Given instruction. Reproduce the entries word for word, and omit any picture you find in them.

[BEGIN Data listing]

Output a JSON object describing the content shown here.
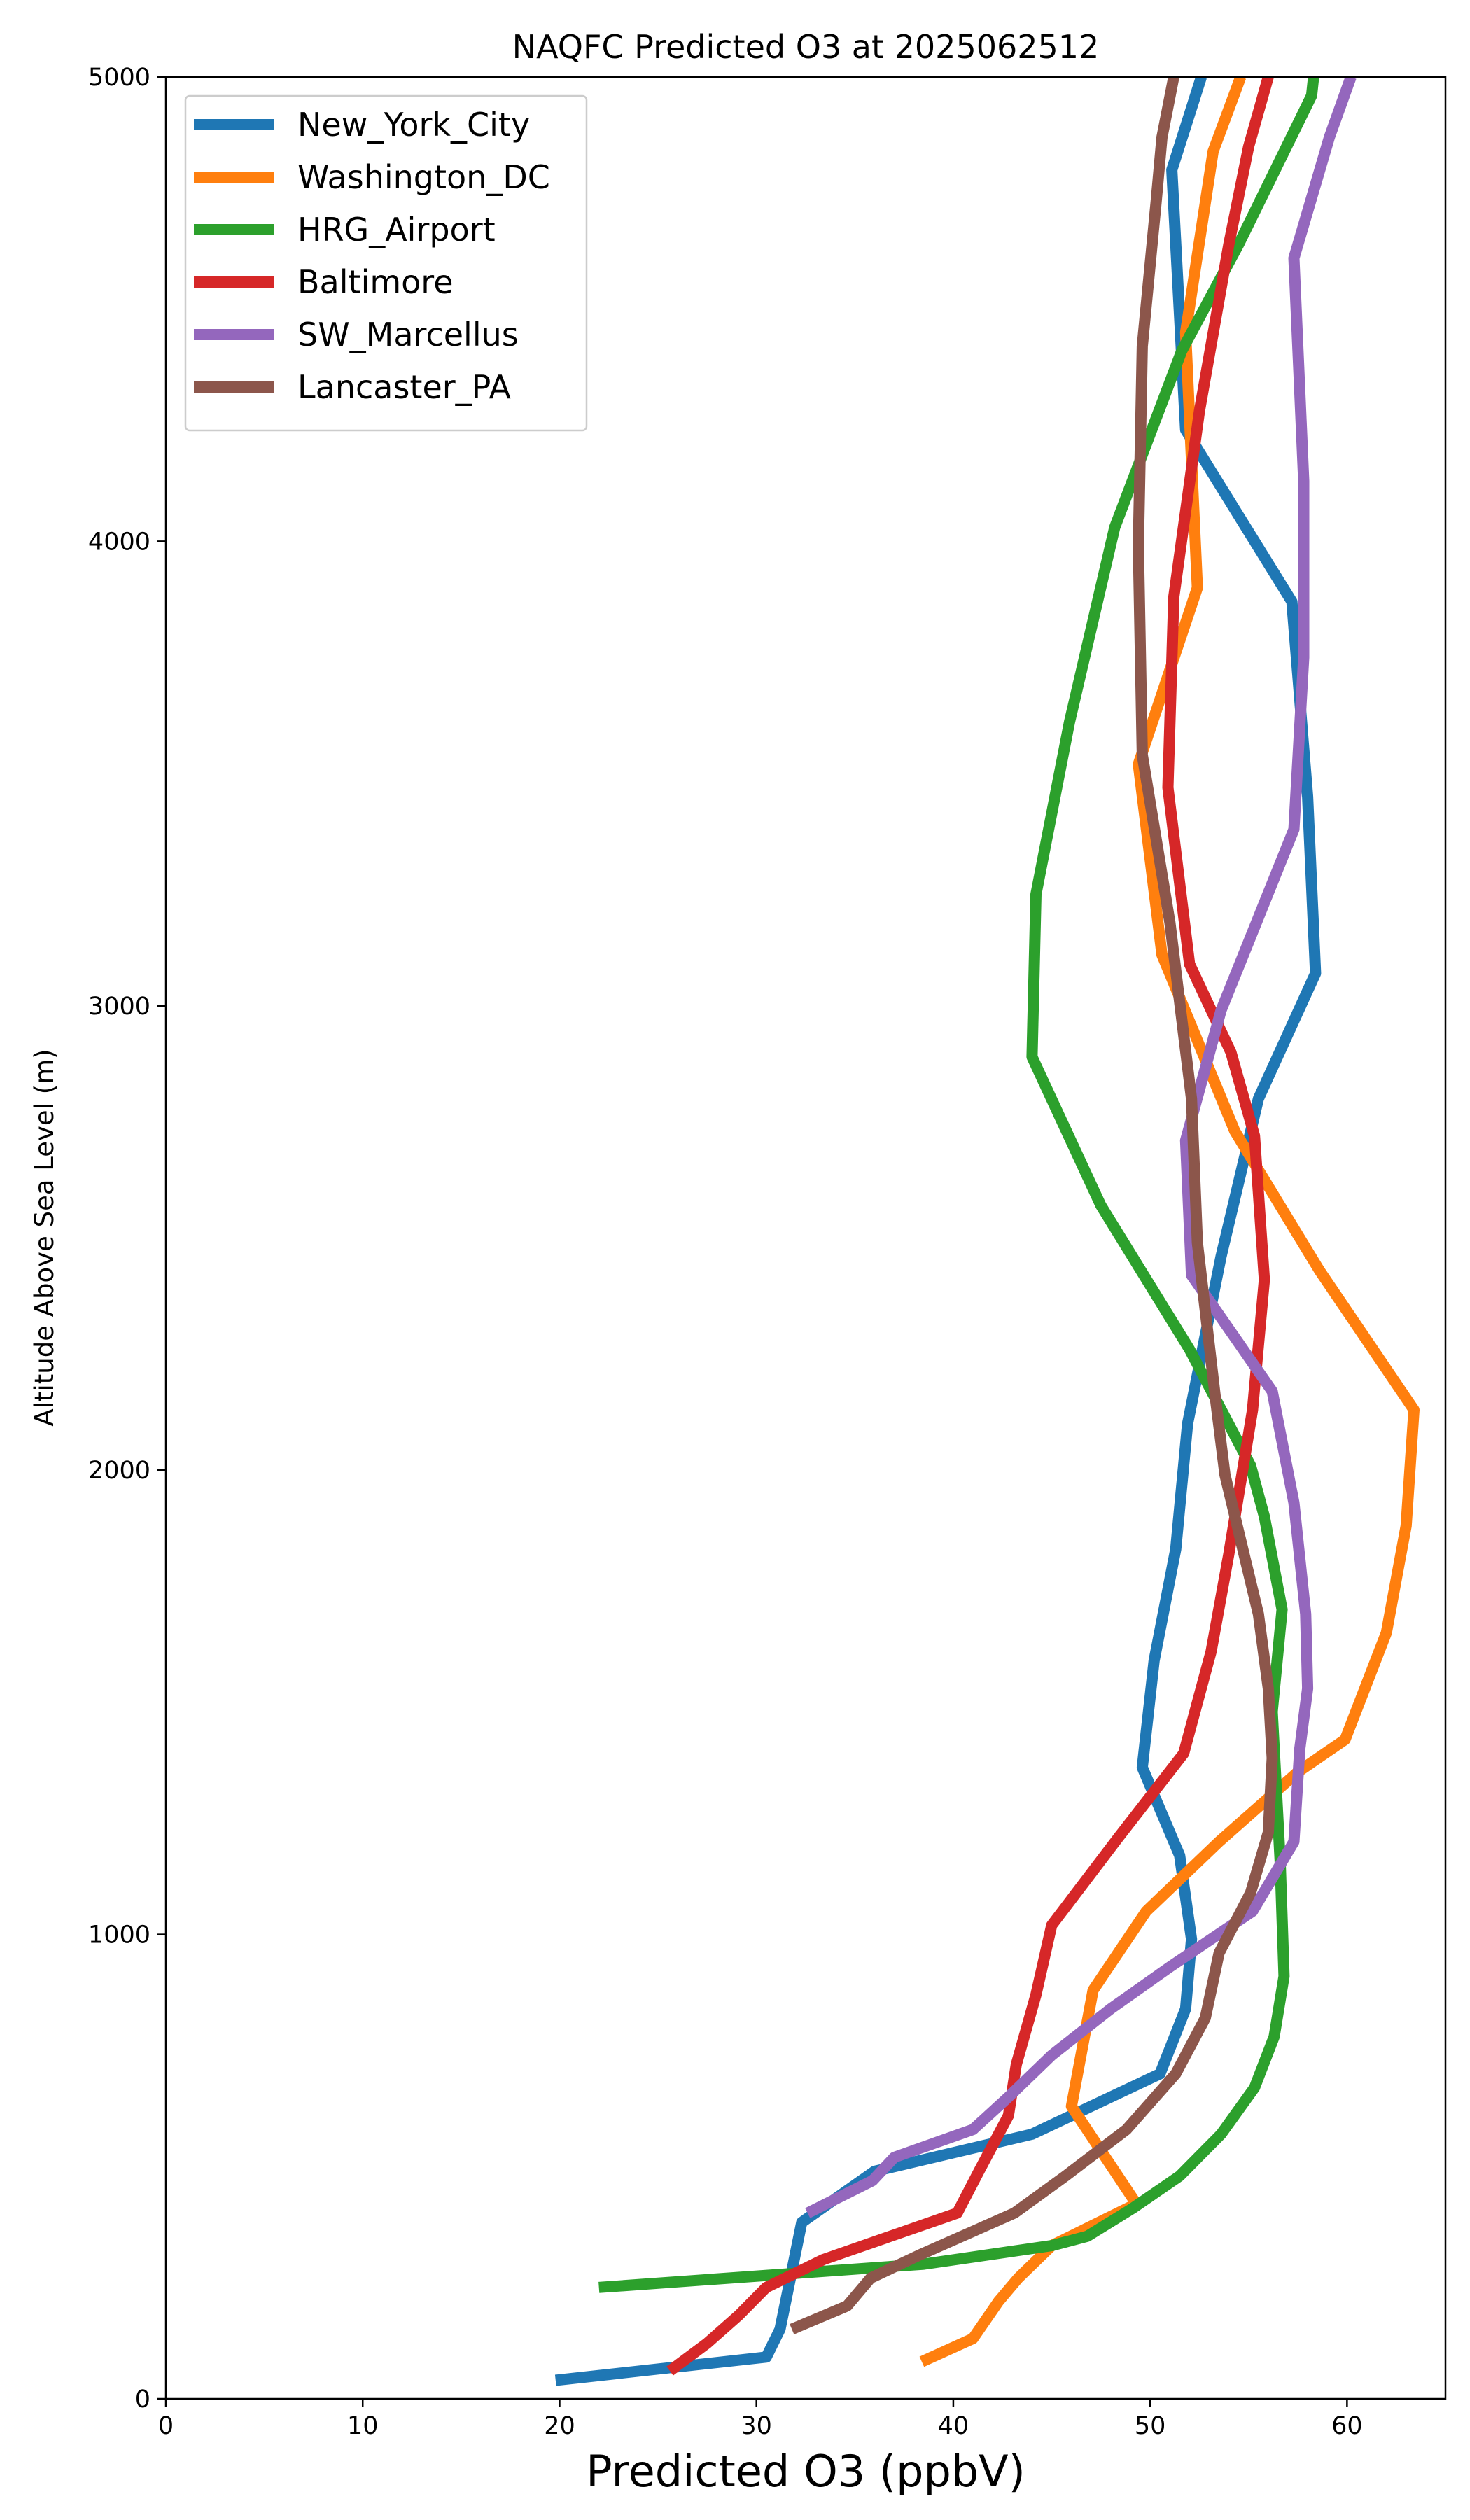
{
  "chart_data": {
    "type": "line",
    "title": "NAQFC Predicted O3 at 2025062512",
    "xlabel": "Predicted O3 (ppbV)",
    "ylabel": "Altitude Above Sea Level (m)",
    "xlim": [
      0,
      65
    ],
    "ylim": [
      0,
      5000
    ],
    "xticks": [
      0,
      10,
      20,
      30,
      40,
      50,
      60
    ],
    "yticks": [
      0,
      1000,
      2000,
      3000,
      4000,
      5000
    ],
    "legend_position": "top-left",
    "grid": false,
    "series": [
      {
        "name": "New_York_City",
        "color": "#1f77b4",
        "points": [
          [
            19.8,
            40
          ],
          [
            30.5,
            90
          ],
          [
            31.2,
            150
          ],
          [
            32.3,
            380
          ],
          [
            36.0,
            490
          ],
          [
            44.0,
            570
          ],
          [
            50.5,
            700
          ],
          [
            51.8,
            840
          ],
          [
            52.1,
            990
          ],
          [
            51.5,
            1170
          ],
          [
            49.6,
            1360
          ],
          [
            50.2,
            1590
          ],
          [
            51.3,
            1830
          ],
          [
            51.9,
            2100
          ],
          [
            53.6,
            2460
          ],
          [
            55.5,
            2800
          ],
          [
            58.4,
            3070
          ],
          [
            58.0,
            3450
          ],
          [
            57.2,
            3870
          ],
          [
            51.8,
            4240
          ],
          [
            51.1,
            4800
          ],
          [
            52.6,
            5000
          ]
        ]
      },
      {
        "name": "Washington_DC",
        "color": "#ff7f0e",
        "points": [
          [
            38.4,
            80
          ],
          [
            41.0,
            130
          ],
          [
            42.3,
            210
          ],
          [
            43.3,
            260
          ],
          [
            45.0,
            330
          ],
          [
            49.3,
            420
          ],
          [
            46.0,
            630
          ],
          [
            47.1,
            880
          ],
          [
            49.8,
            1050
          ],
          [
            53.5,
            1200
          ],
          [
            57.5,
            1350
          ],
          [
            59.9,
            1420
          ],
          [
            62.0,
            1650
          ],
          [
            63.0,
            1880
          ],
          [
            63.4,
            2130
          ],
          [
            58.6,
            2430
          ],
          [
            54.3,
            2730
          ],
          [
            50.6,
            3110
          ],
          [
            49.4,
            3520
          ],
          [
            52.4,
            3900
          ],
          [
            51.8,
            4450
          ],
          [
            53.2,
            4840
          ],
          [
            54.6,
            5000
          ]
        ]
      },
      {
        "name": "HRG_Airport",
        "color": "#2ca02c",
        "points": [
          [
            22.0,
            240
          ],
          [
            38.5,
            290
          ],
          [
            45.0,
            330
          ],
          [
            46.8,
            350
          ],
          [
            49.1,
            410
          ],
          [
            51.5,
            480
          ],
          [
            53.6,
            570
          ],
          [
            55.3,
            670
          ],
          [
            56.3,
            780
          ],
          [
            56.8,
            910
          ],
          [
            56.6,
            1160
          ],
          [
            56.2,
            1480
          ],
          [
            56.7,
            1700
          ],
          [
            55.8,
            1900
          ],
          [
            55.1,
            2010
          ],
          [
            52.0,
            2260
          ],
          [
            47.5,
            2570
          ],
          [
            44.0,
            2890
          ],
          [
            44.2,
            3240
          ],
          [
            45.9,
            3610
          ],
          [
            48.2,
            4030
          ],
          [
            51.6,
            4410
          ],
          [
            54.5,
            4640
          ],
          [
            58.2,
            4960
          ],
          [
            58.3,
            5000
          ]
        ]
      },
      {
        "name": "Baltimore",
        "color": "#d62728",
        "points": [
          [
            25.6,
            60
          ],
          [
            27.5,
            120
          ],
          [
            29.1,
            180
          ],
          [
            30.5,
            240
          ],
          [
            33.4,
            300
          ],
          [
            40.2,
            400
          ],
          [
            41.3,
            490
          ],
          [
            42.8,
            610
          ],
          [
            43.2,
            720
          ],
          [
            44.2,
            870
          ],
          [
            45.0,
            1020
          ],
          [
            48.4,
            1210
          ],
          [
            51.7,
            1390
          ],
          [
            53.1,
            1610
          ],
          [
            54.0,
            1820
          ],
          [
            55.2,
            2130
          ],
          [
            55.8,
            2410
          ],
          [
            55.3,
            2720
          ],
          [
            54.1,
            2900
          ],
          [
            52.0,
            3090
          ],
          [
            50.9,
            3470
          ],
          [
            51.2,
            3880
          ],
          [
            52.5,
            4280
          ],
          [
            54.0,
            4640
          ],
          [
            55.0,
            4850
          ],
          [
            56.0,
            5000
          ]
        ]
      },
      {
        "name": "SW_Marcellus",
        "color": "#9467bd",
        "points": [
          [
            32.6,
            400
          ],
          [
            35.9,
            470
          ],
          [
            37.0,
            520
          ],
          [
            41.0,
            580
          ],
          [
            42.8,
            650
          ],
          [
            45.0,
            740
          ],
          [
            48.0,
            840
          ],
          [
            51.0,
            930
          ],
          [
            55.2,
            1050
          ],
          [
            57.3,
            1200
          ],
          [
            57.6,
            1400
          ],
          [
            58.0,
            1530
          ],
          [
            57.9,
            1690
          ],
          [
            57.3,
            1930
          ],
          [
            56.2,
            2170
          ],
          [
            52.1,
            2420
          ],
          [
            51.8,
            2710
          ],
          [
            53.6,
            2990
          ],
          [
            57.3,
            3380
          ],
          [
            57.8,
            3750
          ],
          [
            57.8,
            4130
          ],
          [
            57.3,
            4610
          ],
          [
            59.1,
            4870
          ],
          [
            60.2,
            5000
          ]
        ]
      },
      {
        "name": "Lancaster_PA",
        "color": "#8c564b",
        "points": [
          [
            31.8,
            150
          ],
          [
            34.6,
            200
          ],
          [
            35.8,
            260
          ],
          [
            38.3,
            310
          ],
          [
            43.1,
            400
          ],
          [
            45.7,
            480
          ],
          [
            48.8,
            580
          ],
          [
            51.3,
            700
          ],
          [
            52.8,
            820
          ],
          [
            53.5,
            960
          ],
          [
            55.1,
            1090
          ],
          [
            56.0,
            1220
          ],
          [
            56.2,
            1380
          ],
          [
            56.0,
            1530
          ],
          [
            55.5,
            1690
          ],
          [
            53.8,
            1990
          ],
          [
            53.3,
            2160
          ],
          [
            52.4,
            2490
          ],
          [
            52.1,
            2800
          ],
          [
            51.0,
            3180
          ],
          [
            49.6,
            3540
          ],
          [
            49.4,
            3990
          ],
          [
            49.6,
            4420
          ],
          [
            50.3,
            4730
          ],
          [
            50.6,
            4870
          ],
          [
            51.2,
            5000
          ]
        ]
      }
    ]
  }
}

[END Data listing]

Written reply.
Output a JSON object describing the content shown here.
{
  "chart_data": {
    "type": "line",
    "title": "NAQFC Predicted O3 at 2025062512",
    "xlabel": "Predicted O3 (ppbV)",
    "ylabel": "Altitude Above Sea Level (m)",
    "xlim": [
      0,
      65
    ],
    "ylim": [
      0,
      5000
    ],
    "xticks": [
      0,
      10,
      20,
      30,
      40,
      50,
      60
    ],
    "yticks": [
      0,
      1000,
      2000,
      3000,
      4000,
      5000
    ],
    "legend_position": "top-left",
    "grid": false,
    "series": [
      {
        "name": "New_York_City",
        "color": "#1f77b4",
        "points": [
          [
            19.8,
            40
          ],
          [
            30.5,
            90
          ],
          [
            31.2,
            150
          ],
          [
            32.3,
            380
          ],
          [
            36.0,
            490
          ],
          [
            44.0,
            570
          ],
          [
            50.5,
            700
          ],
          [
            51.8,
            840
          ],
          [
            52.1,
            990
          ],
          [
            51.5,
            1170
          ],
          [
            49.6,
            1360
          ],
          [
            50.2,
            1590
          ],
          [
            51.3,
            1830
          ],
          [
            51.9,
            2100
          ],
          [
            53.6,
            2460
          ],
          [
            55.5,
            2800
          ],
          [
            58.4,
            3070
          ],
          [
            58.0,
            3450
          ],
          [
            57.2,
            3870
          ],
          [
            51.8,
            4240
          ],
          [
            51.1,
            4800
          ],
          [
            52.6,
            5000
          ]
        ]
      },
      {
        "name": "Washington_DC",
        "color": "#ff7f0e",
        "points": [
          [
            38.4,
            80
          ],
          [
            41.0,
            130
          ],
          [
            42.3,
            210
          ],
          [
            43.3,
            260
          ],
          [
            45.0,
            330
          ],
          [
            49.3,
            420
          ],
          [
            46.0,
            630
          ],
          [
            47.1,
            880
          ],
          [
            49.8,
            1050
          ],
          [
            53.5,
            1200
          ],
          [
            57.5,
            1350
          ],
          [
            59.9,
            1420
          ],
          [
            62.0,
            1650
          ],
          [
            63.0,
            1880
          ],
          [
            63.4,
            2130
          ],
          [
            58.6,
            2430
          ],
          [
            54.3,
            2730
          ],
          [
            50.6,
            3110
          ],
          [
            49.4,
            3520
          ],
          [
            52.4,
            3900
          ],
          [
            51.8,
            4450
          ],
          [
            53.2,
            4840
          ],
          [
            54.6,
            5000
          ]
        ]
      },
      {
        "name": "HRG_Airport",
        "color": "#2ca02c",
        "points": [
          [
            22.0,
            240
          ],
          [
            38.5,
            290
          ],
          [
            45.0,
            330
          ],
          [
            46.8,
            350
          ],
          [
            49.1,
            410
          ],
          [
            51.5,
            480
          ],
          [
            53.6,
            570
          ],
          [
            55.3,
            670
          ],
          [
            56.3,
            780
          ],
          [
            56.8,
            910
          ],
          [
            56.6,
            1160
          ],
          [
            56.2,
            1480
          ],
          [
            56.7,
            1700
          ],
          [
            55.8,
            1900
          ],
          [
            55.1,
            2010
          ],
          [
            52.0,
            2260
          ],
          [
            47.5,
            2570
          ],
          [
            44.0,
            2890
          ],
          [
            44.2,
            3240
          ],
          [
            45.9,
            3610
          ],
          [
            48.2,
            4030
          ],
          [
            51.6,
            4410
          ],
          [
            54.5,
            4640
          ],
          [
            58.2,
            4960
          ],
          [
            58.3,
            5000
          ]
        ]
      },
      {
        "name": "Baltimore",
        "color": "#d62728",
        "points": [
          [
            25.6,
            60
          ],
          [
            27.5,
            120
          ],
          [
            29.1,
            180
          ],
          [
            30.5,
            240
          ],
          [
            33.4,
            300
          ],
          [
            40.2,
            400
          ],
          [
            41.3,
            490
          ],
          [
            42.8,
            610
          ],
          [
            43.2,
            720
          ],
          [
            44.2,
            870
          ],
          [
            45.0,
            1020
          ],
          [
            48.4,
            1210
          ],
          [
            51.7,
            1390
          ],
          [
            53.1,
            1610
          ],
          [
            54.0,
            1820
          ],
          [
            55.2,
            2130
          ],
          [
            55.8,
            2410
          ],
          [
            55.3,
            2720
          ],
          [
            54.1,
            2900
          ],
          [
            52.0,
            3090
          ],
          [
            50.9,
            3470
          ],
          [
            51.2,
            3880
          ],
          [
            52.5,
            4280
          ],
          [
            54.0,
            4640
          ],
          [
            55.0,
            4850
          ],
          [
            56.0,
            5000
          ]
        ]
      },
      {
        "name": "SW_Marcellus",
        "color": "#9467bd",
        "points": [
          [
            32.6,
            400
          ],
          [
            35.9,
            470
          ],
          [
            37.0,
            520
          ],
          [
            41.0,
            580
          ],
          [
            42.8,
            650
          ],
          [
            45.0,
            740
          ],
          [
            48.0,
            840
          ],
          [
            51.0,
            930
          ],
          [
            55.2,
            1050
          ],
          [
            57.3,
            1200
          ],
          [
            57.6,
            1400
          ],
          [
            58.0,
            1530
          ],
          [
            57.9,
            1690
          ],
          [
            57.3,
            1930
          ],
          [
            56.2,
            2170
          ],
          [
            52.1,
            2420
          ],
          [
            51.8,
            2710
          ],
          [
            53.6,
            2990
          ],
          [
            57.3,
            3380
          ],
          [
            57.8,
            3750
          ],
          [
            57.8,
            4130
          ],
          [
            57.3,
            4610
          ],
          [
            59.1,
            4870
          ],
          [
            60.2,
            5000
          ]
        ]
      },
      {
        "name": "Lancaster_PA",
        "color": "#8c564b",
        "points": [
          [
            31.8,
            150
          ],
          [
            34.6,
            200
          ],
          [
            35.8,
            260
          ],
          [
            38.3,
            310
          ],
          [
            43.1,
            400
          ],
          [
            45.7,
            480
          ],
          [
            48.8,
            580
          ],
          [
            51.3,
            700
          ],
          [
            52.8,
            820
          ],
          [
            53.5,
            960
          ],
          [
            55.1,
            1090
          ],
          [
            56.0,
            1220
          ],
          [
            56.2,
            1380
          ],
          [
            56.0,
            1530
          ],
          [
            55.5,
            1690
          ],
          [
            53.8,
            1990
          ],
          [
            53.3,
            2160
          ],
          [
            52.4,
            2490
          ],
          [
            52.1,
            2800
          ],
          [
            51.0,
            3180
          ],
          [
            49.6,
            3540
          ],
          [
            49.4,
            3990
          ],
          [
            49.6,
            4420
          ],
          [
            50.3,
            4730
          ],
          [
            50.6,
            4870
          ],
          [
            51.2,
            5000
          ]
        ]
      }
    ]
  }
}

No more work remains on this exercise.